## Description of the task
From the listing below, count the lines where the string "market" occurs. Give the number, with no other words.

## Source records
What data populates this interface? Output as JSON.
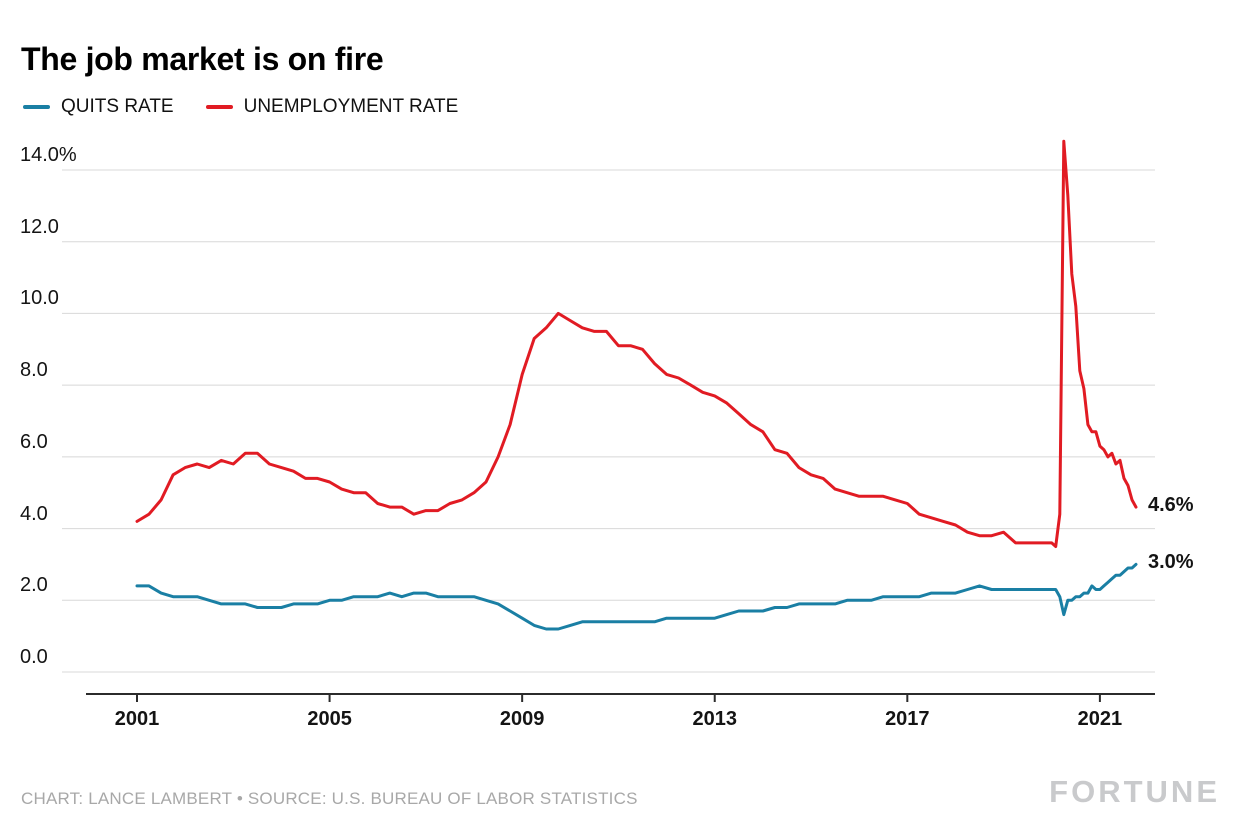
{
  "title": "The job market is on fire",
  "legend": [
    {
      "label": "QUITS RATE",
      "color": "#1a7fa4"
    },
    {
      "label": "UNEMPLOYMENT RATE",
      "color": "#e11b23"
    }
  ],
  "end_labels": {
    "unemployment": "4.6%",
    "quits": "3.0%"
  },
  "footer": {
    "credit": "CHART: LANCE LAMBERT • SOURCE: U.S. BUREAU OF LABOR STATISTICS",
    "brand": "FORTUNE"
  },
  "colors": {
    "grid": "#d8d8d8",
    "axis": "#2b2b2b"
  },
  "chart_data": {
    "type": "line",
    "title": "The job market is on fire",
    "xlabel": "",
    "ylabel": "",
    "grid": true,
    "legend_position": "top",
    "xlim": [
      2001,
      2021.75
    ],
    "ylim": [
      0,
      14.8
    ],
    "y_axis_scale": [
      0,
      14
    ],
    "x": [
      2001,
      2001.25,
      2001.5,
      2001.75,
      2002,
      2002.25,
      2002.5,
      2002.75,
      2003,
      2003.25,
      2003.5,
      2003.75,
      2004,
      2004.25,
      2004.5,
      2004.75,
      2005,
      2005.25,
      2005.5,
      2005.75,
      2006,
      2006.25,
      2006.5,
      2006.75,
      2007,
      2007.25,
      2007.5,
      2007.75,
      2008,
      2008.25,
      2008.5,
      2008.75,
      2009,
      2009.25,
      2009.5,
      2009.75,
      2010,
      2010.25,
      2010.5,
      2010.75,
      2011,
      2011.25,
      2011.5,
      2011.75,
      2012,
      2012.25,
      2012.5,
      2012.75,
      2013,
      2013.25,
      2013.5,
      2013.75,
      2014,
      2014.25,
      2014.5,
      2014.75,
      2015,
      2015.25,
      2015.5,
      2015.75,
      2016,
      2016.25,
      2016.5,
      2016.75,
      2017,
      2017.25,
      2017.5,
      2017.75,
      2018,
      2018.25,
      2018.5,
      2018.75,
      2019,
      2019.25,
      2019.5,
      2019.75,
      2020,
      2020.083,
      2020.167,
      2020.25,
      2020.333,
      2020.417,
      2020.5,
      2020.583,
      2020.667,
      2020.75,
      2020.833,
      2020.917,
      2021,
      2021.083,
      2021.167,
      2021.25,
      2021.333,
      2021.417,
      2021.5,
      2021.583,
      2021.667,
      2021.75
    ],
    "series": [
      {
        "name": "QUITS RATE",
        "color": "#1a7fa4",
        "end_label": "3.0%",
        "values": [
          2.4,
          2.4,
          2.2,
          2.1,
          2.1,
          2.1,
          2.0,
          1.9,
          1.9,
          1.9,
          1.8,
          1.8,
          1.8,
          1.9,
          1.9,
          1.9,
          2.0,
          2.0,
          2.1,
          2.1,
          2.1,
          2.2,
          2.1,
          2.2,
          2.2,
          2.1,
          2.1,
          2.1,
          2.1,
          2.0,
          1.9,
          1.7,
          1.5,
          1.3,
          1.2,
          1.2,
          1.3,
          1.4,
          1.4,
          1.4,
          1.4,
          1.4,
          1.4,
          1.4,
          1.5,
          1.5,
          1.5,
          1.5,
          1.5,
          1.6,
          1.7,
          1.7,
          1.7,
          1.8,
          1.8,
          1.9,
          1.9,
          1.9,
          1.9,
          2.0,
          2.0,
          2.0,
          2.1,
          2.1,
          2.1,
          2.1,
          2.2,
          2.2,
          2.2,
          2.3,
          2.4,
          2.3,
          2.3,
          2.3,
          2.3,
          2.3,
          2.3,
          2.3,
          2.1,
          1.6,
          2.0,
          2.0,
          2.1,
          2.1,
          2.2,
          2.2,
          2.4,
          2.3,
          2.3,
          2.4,
          2.5,
          2.6,
          2.7,
          2.7,
          2.8,
          2.9,
          2.9,
          3.0
        ]
      },
      {
        "name": "UNEMPLOYMENT RATE",
        "color": "#e11b23",
        "end_label": "4.6%",
        "values": [
          4.2,
          4.4,
          4.8,
          5.5,
          5.7,
          5.8,
          5.7,
          5.9,
          5.8,
          6.1,
          6.1,
          5.8,
          5.7,
          5.6,
          5.4,
          5.4,
          5.3,
          5.1,
          5.0,
          5.0,
          4.7,
          4.6,
          4.6,
          4.4,
          4.5,
          4.5,
          4.7,
          4.8,
          5.0,
          5.3,
          6.0,
          6.9,
          8.3,
          9.3,
          9.6,
          10.0,
          9.8,
          9.6,
          9.5,
          9.5,
          9.1,
          9.1,
          9.0,
          8.6,
          8.3,
          8.2,
          8.0,
          7.8,
          7.7,
          7.5,
          7.2,
          6.9,
          6.7,
          6.2,
          6.1,
          5.7,
          5.5,
          5.4,
          5.1,
          5.0,
          4.9,
          4.9,
          4.9,
          4.8,
          4.7,
          4.4,
          4.3,
          4.2,
          4.1,
          3.9,
          3.8,
          3.8,
          3.9,
          3.6,
          3.6,
          3.6,
          3.6,
          3.5,
          4.4,
          14.8,
          13.3,
          11.1,
          10.2,
          8.4,
          7.9,
          6.9,
          6.7,
          6.7,
          6.3,
          6.2,
          6.0,
          6.1,
          5.8,
          5.9,
          5.4,
          5.2,
          4.8,
          4.6
        ]
      }
    ],
    "y_ticks": [
      {
        "value": 14,
        "label": "14.0%"
      },
      {
        "value": 12,
        "label": "12.0"
      },
      {
        "value": 10,
        "label": "10.0"
      },
      {
        "value": 8,
        "label": "8.0"
      },
      {
        "value": 6,
        "label": "6.0"
      },
      {
        "value": 4,
        "label": "4.0"
      },
      {
        "value": 2,
        "label": "2.0"
      },
      {
        "value": 0,
        "label": "0.0"
      }
    ],
    "x_ticks": [
      {
        "value": 2001,
        "label": "2001"
      },
      {
        "value": 2005,
        "label": "2005"
      },
      {
        "value": 2009,
        "label": "2009"
      },
      {
        "value": 2013,
        "label": "2013"
      },
      {
        "value": 2017,
        "label": "2017"
      },
      {
        "value": 2021,
        "label": "2021"
      }
    ]
  }
}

## Expected answer
2